- [INSTRUCTION]: Where a line below holds the string "image", copy that line.

- [EXERCISE INPUT]:

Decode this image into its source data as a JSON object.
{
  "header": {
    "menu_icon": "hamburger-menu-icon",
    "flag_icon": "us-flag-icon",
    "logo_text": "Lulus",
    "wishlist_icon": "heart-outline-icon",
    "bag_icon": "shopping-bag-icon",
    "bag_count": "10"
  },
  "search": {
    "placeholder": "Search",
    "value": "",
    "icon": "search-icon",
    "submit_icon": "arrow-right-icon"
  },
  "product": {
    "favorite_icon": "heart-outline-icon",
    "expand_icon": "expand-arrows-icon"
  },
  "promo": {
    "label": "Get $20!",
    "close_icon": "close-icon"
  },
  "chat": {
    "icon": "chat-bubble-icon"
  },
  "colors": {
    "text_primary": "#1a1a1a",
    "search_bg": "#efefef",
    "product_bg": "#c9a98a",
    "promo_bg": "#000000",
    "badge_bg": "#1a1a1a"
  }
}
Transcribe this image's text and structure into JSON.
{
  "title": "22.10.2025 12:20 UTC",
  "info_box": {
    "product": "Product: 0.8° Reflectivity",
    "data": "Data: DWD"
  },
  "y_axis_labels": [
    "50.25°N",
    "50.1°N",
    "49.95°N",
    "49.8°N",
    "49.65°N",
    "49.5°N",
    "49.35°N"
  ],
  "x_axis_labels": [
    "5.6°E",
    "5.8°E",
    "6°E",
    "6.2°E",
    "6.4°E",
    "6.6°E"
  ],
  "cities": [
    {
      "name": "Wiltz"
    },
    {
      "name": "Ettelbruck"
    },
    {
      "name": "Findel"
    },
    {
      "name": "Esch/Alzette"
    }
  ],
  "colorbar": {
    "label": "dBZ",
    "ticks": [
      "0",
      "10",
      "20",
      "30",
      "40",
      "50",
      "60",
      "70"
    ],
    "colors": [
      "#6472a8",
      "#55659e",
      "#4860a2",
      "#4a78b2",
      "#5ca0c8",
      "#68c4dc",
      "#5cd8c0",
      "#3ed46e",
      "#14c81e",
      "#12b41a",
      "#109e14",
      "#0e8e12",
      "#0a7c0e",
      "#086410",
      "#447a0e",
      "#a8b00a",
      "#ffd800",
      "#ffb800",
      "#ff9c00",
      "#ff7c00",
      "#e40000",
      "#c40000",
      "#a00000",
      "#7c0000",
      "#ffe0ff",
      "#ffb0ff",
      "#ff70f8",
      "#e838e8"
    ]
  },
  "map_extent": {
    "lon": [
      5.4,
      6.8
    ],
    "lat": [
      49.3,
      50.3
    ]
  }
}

- [ANSWER TO THE TASK]:
Decode this image into its source data as a JSON object.
Transcribe this image's text and structure into JSON.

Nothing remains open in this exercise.